WHAT IS EXPECTED: Pick out the lines in the listing below that contain the word "Wallpapers" and copy them.

RECORDS:
★ ★ ★
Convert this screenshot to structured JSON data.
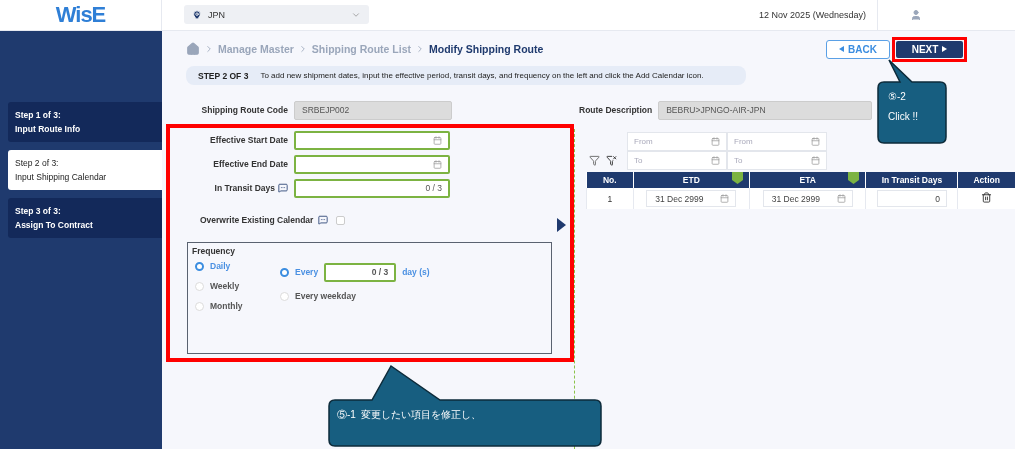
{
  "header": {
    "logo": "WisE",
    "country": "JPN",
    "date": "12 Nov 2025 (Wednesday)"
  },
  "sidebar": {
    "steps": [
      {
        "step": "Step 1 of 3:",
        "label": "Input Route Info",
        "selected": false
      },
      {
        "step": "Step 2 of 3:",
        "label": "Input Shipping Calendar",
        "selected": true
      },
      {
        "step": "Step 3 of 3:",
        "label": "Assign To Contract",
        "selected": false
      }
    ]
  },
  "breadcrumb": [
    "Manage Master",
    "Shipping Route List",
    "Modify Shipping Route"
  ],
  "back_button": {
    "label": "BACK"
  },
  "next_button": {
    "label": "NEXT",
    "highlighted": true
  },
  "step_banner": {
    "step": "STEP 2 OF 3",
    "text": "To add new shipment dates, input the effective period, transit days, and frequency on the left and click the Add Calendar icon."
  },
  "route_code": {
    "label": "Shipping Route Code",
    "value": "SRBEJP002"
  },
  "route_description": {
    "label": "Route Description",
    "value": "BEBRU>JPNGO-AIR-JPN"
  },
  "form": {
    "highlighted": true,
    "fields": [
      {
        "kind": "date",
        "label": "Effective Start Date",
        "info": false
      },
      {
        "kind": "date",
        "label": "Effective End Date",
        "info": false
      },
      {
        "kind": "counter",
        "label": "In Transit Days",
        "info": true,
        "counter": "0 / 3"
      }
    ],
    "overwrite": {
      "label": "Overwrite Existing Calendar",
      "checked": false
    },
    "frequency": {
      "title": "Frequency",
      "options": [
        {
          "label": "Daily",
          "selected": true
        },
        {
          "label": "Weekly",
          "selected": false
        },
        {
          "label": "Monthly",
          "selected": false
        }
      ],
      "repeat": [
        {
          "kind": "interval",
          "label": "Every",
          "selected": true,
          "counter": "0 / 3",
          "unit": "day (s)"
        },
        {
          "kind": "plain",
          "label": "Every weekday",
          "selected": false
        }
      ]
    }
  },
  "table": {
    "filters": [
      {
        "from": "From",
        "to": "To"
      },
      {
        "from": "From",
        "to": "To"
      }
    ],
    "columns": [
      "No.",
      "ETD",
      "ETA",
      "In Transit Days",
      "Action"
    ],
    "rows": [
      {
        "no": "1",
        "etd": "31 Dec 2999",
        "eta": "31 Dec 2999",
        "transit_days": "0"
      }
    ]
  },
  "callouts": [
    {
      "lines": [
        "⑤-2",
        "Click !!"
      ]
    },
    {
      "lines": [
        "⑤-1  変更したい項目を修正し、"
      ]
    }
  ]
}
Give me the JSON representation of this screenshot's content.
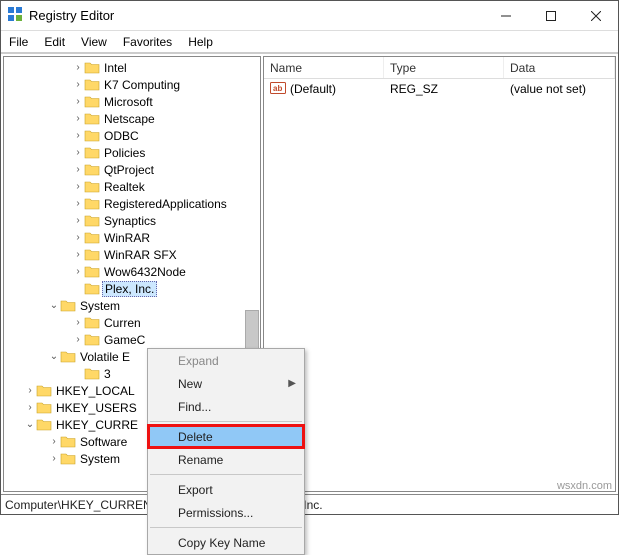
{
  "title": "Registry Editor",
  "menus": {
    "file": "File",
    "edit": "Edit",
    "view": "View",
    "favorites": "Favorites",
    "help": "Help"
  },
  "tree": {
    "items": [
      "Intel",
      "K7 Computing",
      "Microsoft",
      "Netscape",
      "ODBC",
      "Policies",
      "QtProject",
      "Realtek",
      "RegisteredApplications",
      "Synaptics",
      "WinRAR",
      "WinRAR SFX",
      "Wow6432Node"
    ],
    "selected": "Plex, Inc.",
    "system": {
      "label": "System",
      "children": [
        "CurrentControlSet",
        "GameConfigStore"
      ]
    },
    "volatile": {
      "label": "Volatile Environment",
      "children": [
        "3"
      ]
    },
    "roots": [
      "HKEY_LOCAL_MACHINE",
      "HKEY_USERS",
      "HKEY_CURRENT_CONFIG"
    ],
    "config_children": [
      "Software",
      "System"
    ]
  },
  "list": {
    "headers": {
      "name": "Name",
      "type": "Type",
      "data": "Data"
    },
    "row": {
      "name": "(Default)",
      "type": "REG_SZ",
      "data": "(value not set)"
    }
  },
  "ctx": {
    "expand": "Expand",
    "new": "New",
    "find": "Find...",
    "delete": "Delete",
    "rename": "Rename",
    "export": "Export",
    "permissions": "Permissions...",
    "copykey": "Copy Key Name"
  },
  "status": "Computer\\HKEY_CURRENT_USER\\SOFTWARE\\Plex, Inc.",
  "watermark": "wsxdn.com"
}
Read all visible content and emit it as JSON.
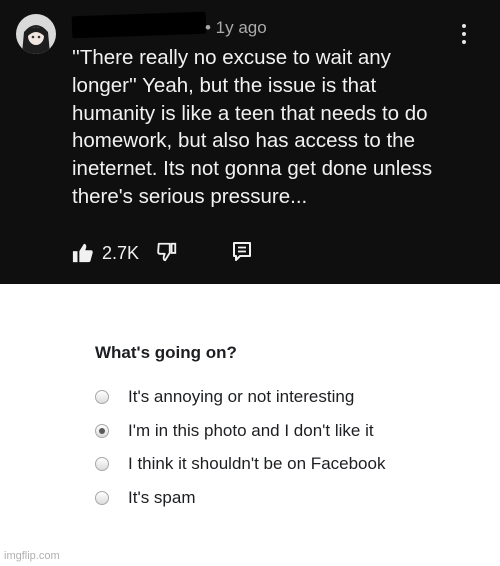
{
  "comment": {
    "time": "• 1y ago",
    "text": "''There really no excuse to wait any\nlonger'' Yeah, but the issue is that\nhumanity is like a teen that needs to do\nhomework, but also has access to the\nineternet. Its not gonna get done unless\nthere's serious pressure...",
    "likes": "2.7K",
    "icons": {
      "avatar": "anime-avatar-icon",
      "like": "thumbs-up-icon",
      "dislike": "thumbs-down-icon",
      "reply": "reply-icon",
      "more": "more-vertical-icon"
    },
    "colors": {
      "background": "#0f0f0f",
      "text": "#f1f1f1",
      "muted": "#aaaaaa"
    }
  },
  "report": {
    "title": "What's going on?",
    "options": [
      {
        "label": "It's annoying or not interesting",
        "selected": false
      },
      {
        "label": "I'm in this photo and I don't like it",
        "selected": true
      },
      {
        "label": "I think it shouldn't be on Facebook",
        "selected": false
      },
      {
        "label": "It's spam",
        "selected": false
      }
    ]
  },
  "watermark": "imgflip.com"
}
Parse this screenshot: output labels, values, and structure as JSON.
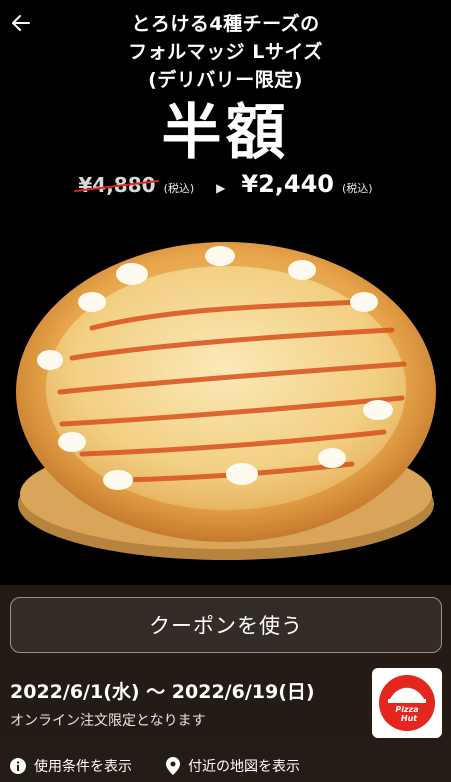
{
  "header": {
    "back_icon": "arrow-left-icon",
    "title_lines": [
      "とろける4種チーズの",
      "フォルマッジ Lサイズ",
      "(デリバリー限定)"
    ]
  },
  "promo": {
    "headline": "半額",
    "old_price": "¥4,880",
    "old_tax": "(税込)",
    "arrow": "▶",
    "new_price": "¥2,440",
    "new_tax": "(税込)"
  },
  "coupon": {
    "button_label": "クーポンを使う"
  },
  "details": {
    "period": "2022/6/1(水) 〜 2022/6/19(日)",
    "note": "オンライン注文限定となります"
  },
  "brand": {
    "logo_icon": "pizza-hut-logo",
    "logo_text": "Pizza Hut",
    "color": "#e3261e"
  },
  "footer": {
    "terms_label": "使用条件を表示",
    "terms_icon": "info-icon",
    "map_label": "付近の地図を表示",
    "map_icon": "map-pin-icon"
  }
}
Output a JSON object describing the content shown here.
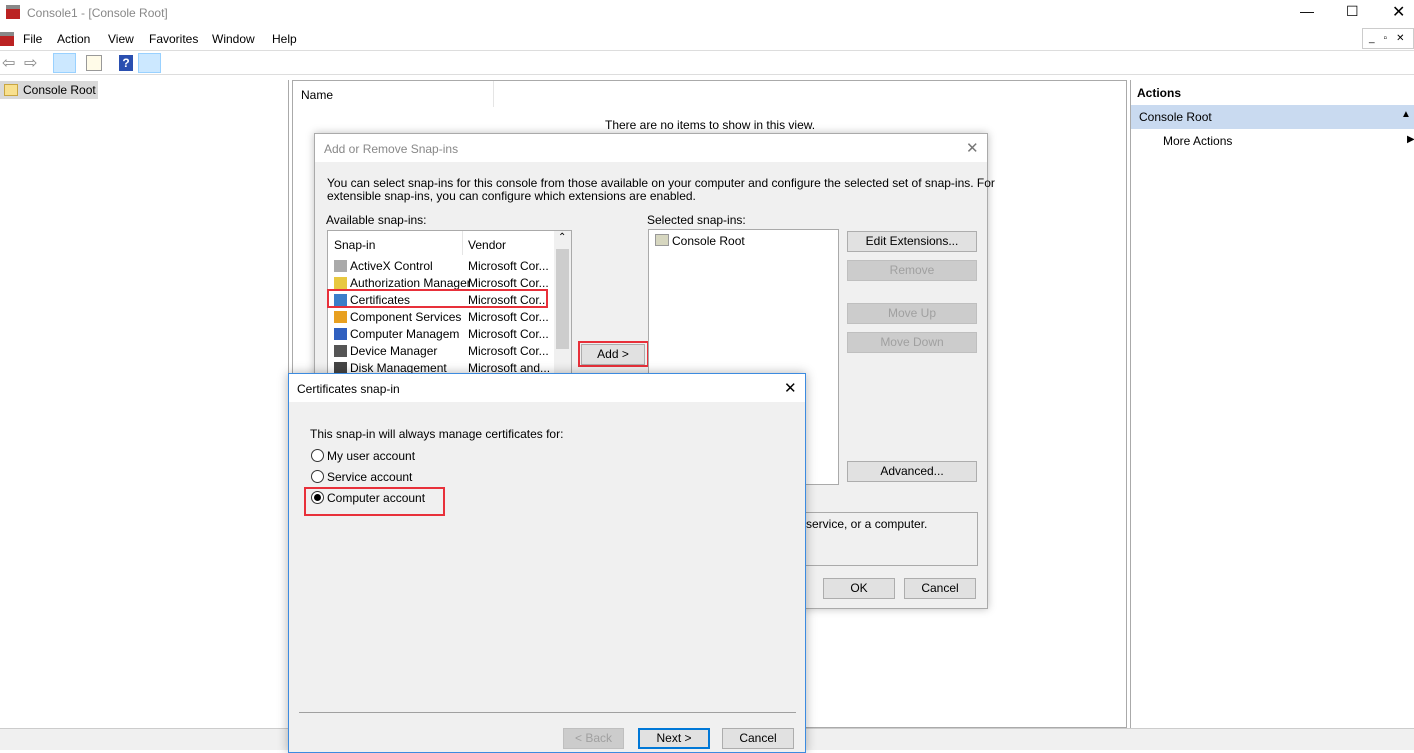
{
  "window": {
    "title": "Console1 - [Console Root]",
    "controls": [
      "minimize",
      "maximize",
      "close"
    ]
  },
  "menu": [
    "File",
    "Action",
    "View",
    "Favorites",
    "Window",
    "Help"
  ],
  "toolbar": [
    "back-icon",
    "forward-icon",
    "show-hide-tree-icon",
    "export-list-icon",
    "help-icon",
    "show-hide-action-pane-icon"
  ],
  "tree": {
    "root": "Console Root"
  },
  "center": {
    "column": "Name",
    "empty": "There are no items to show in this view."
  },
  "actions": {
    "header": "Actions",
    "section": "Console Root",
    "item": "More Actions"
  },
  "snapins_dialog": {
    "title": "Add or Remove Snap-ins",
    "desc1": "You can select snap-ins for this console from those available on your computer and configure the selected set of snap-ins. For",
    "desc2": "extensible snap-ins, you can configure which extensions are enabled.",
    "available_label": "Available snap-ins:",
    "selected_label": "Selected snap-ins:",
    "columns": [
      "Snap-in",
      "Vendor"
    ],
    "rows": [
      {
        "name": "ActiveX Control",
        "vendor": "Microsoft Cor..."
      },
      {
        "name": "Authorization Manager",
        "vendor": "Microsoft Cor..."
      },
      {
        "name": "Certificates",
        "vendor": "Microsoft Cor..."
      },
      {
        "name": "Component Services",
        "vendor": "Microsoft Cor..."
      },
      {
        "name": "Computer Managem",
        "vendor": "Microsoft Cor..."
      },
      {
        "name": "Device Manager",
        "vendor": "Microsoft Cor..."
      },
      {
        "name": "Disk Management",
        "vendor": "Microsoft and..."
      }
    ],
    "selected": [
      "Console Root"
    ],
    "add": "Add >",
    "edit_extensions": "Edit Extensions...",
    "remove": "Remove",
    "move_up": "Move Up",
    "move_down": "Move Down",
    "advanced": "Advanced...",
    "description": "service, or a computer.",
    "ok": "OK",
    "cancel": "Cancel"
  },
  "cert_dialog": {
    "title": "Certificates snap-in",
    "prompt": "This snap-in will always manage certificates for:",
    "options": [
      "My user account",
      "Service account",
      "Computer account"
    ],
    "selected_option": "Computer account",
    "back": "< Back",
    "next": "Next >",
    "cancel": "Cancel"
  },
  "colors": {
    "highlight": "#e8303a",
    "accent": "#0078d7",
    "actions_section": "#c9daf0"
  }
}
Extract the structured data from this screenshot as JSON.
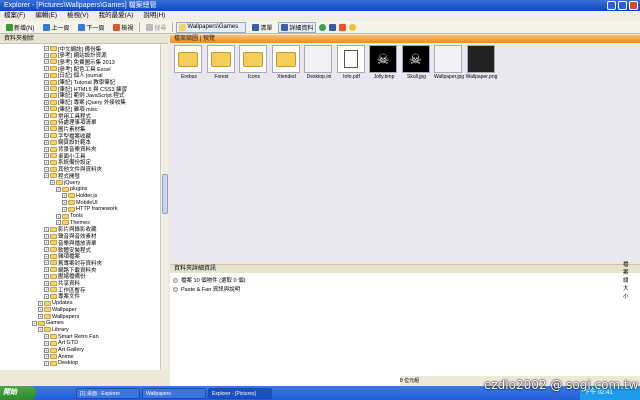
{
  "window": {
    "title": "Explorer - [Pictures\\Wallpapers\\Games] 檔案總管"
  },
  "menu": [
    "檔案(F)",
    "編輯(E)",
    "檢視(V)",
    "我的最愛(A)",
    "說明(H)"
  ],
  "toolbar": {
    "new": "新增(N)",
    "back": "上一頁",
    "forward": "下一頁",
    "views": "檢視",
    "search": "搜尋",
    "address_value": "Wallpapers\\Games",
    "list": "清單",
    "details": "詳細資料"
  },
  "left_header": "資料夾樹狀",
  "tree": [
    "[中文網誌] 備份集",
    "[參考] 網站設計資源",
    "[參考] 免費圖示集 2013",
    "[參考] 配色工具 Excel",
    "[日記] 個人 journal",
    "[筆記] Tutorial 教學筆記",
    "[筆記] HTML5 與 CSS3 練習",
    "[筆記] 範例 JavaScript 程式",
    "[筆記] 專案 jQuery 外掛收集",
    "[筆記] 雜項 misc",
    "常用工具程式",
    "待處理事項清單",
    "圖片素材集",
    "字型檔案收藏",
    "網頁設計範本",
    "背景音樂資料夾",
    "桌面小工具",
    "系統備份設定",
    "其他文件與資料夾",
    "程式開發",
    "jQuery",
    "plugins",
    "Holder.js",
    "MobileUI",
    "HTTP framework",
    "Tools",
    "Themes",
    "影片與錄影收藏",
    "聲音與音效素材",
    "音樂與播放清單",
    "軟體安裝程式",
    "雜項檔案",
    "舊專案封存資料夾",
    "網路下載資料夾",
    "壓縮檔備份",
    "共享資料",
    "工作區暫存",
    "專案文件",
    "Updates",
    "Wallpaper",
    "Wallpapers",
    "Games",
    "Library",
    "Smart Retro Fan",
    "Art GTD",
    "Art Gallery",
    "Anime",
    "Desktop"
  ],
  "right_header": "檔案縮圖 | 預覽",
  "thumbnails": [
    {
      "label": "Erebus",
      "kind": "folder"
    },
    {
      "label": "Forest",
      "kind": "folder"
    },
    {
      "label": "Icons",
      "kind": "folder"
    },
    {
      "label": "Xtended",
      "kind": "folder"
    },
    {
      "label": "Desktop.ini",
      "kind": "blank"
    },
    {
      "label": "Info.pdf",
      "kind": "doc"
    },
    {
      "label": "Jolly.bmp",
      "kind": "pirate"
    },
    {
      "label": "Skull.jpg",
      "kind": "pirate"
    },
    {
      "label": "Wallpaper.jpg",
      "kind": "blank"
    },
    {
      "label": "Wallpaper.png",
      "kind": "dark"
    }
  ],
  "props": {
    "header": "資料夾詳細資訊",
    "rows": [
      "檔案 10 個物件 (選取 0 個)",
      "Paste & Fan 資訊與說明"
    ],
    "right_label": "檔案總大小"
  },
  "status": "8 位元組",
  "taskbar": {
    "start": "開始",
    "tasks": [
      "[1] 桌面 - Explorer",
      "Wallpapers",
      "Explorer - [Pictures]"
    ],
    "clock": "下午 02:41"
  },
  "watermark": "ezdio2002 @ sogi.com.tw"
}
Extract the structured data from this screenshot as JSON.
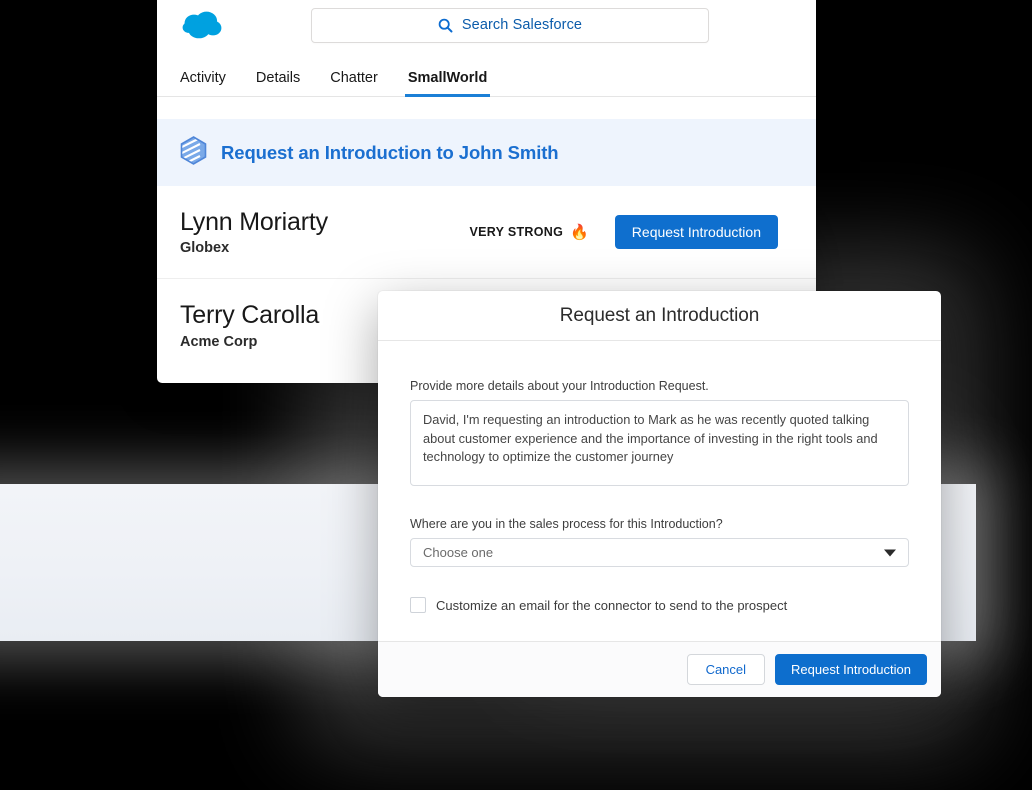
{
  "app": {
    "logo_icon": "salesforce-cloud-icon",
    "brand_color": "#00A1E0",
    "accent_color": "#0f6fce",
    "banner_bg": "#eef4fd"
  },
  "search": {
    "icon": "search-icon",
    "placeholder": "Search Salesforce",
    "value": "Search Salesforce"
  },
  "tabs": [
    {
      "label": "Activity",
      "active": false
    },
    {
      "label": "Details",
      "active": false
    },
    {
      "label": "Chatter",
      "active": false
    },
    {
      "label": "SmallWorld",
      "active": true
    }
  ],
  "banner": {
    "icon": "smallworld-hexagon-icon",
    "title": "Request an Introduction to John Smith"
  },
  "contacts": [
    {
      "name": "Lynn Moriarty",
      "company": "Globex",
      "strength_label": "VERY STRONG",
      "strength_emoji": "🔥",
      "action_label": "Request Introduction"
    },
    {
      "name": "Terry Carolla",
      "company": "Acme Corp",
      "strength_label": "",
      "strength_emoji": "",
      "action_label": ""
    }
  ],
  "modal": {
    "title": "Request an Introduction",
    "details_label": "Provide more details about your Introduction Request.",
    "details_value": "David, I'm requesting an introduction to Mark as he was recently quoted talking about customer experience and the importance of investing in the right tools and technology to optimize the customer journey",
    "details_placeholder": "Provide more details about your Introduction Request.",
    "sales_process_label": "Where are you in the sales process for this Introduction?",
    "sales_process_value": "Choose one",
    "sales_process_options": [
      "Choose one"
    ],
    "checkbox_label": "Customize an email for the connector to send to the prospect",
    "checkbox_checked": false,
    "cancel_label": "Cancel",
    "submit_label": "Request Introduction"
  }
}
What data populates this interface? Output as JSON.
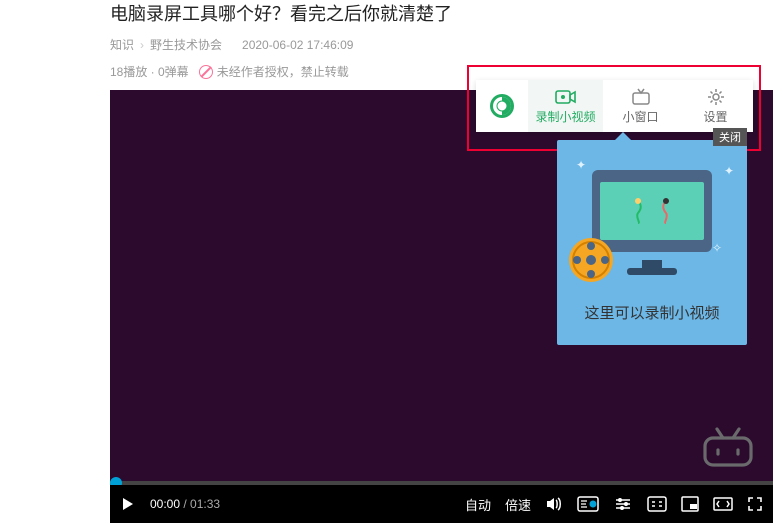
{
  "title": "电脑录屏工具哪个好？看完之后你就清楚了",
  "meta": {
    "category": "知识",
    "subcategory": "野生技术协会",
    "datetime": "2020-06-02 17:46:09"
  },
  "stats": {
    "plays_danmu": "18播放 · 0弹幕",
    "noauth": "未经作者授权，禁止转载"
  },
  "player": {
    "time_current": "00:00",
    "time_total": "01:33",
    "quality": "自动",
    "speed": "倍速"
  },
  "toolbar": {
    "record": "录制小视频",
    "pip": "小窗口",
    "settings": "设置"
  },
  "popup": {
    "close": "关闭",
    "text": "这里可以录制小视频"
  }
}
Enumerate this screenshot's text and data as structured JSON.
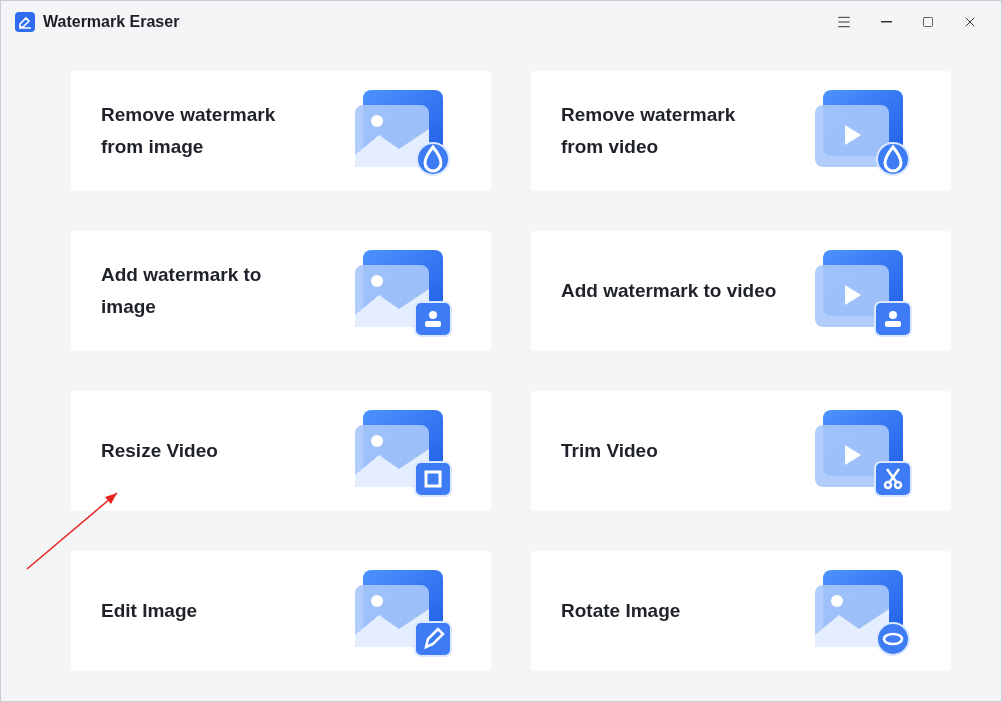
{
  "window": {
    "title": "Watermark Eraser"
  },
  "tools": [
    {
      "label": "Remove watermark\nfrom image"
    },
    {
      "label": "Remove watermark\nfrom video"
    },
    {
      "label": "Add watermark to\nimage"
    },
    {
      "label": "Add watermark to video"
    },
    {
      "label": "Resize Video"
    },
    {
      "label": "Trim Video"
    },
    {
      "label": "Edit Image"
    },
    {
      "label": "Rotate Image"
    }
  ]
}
★ ★ ★
ANSWER TO THE PROBLEM:
    "title": "Explorer - [Pictures\\Wallpapers\\Games] 檔案總管"
    "address_value": "Wallpapers\\Games",
    "Wallpapers",
      "Wallpapers",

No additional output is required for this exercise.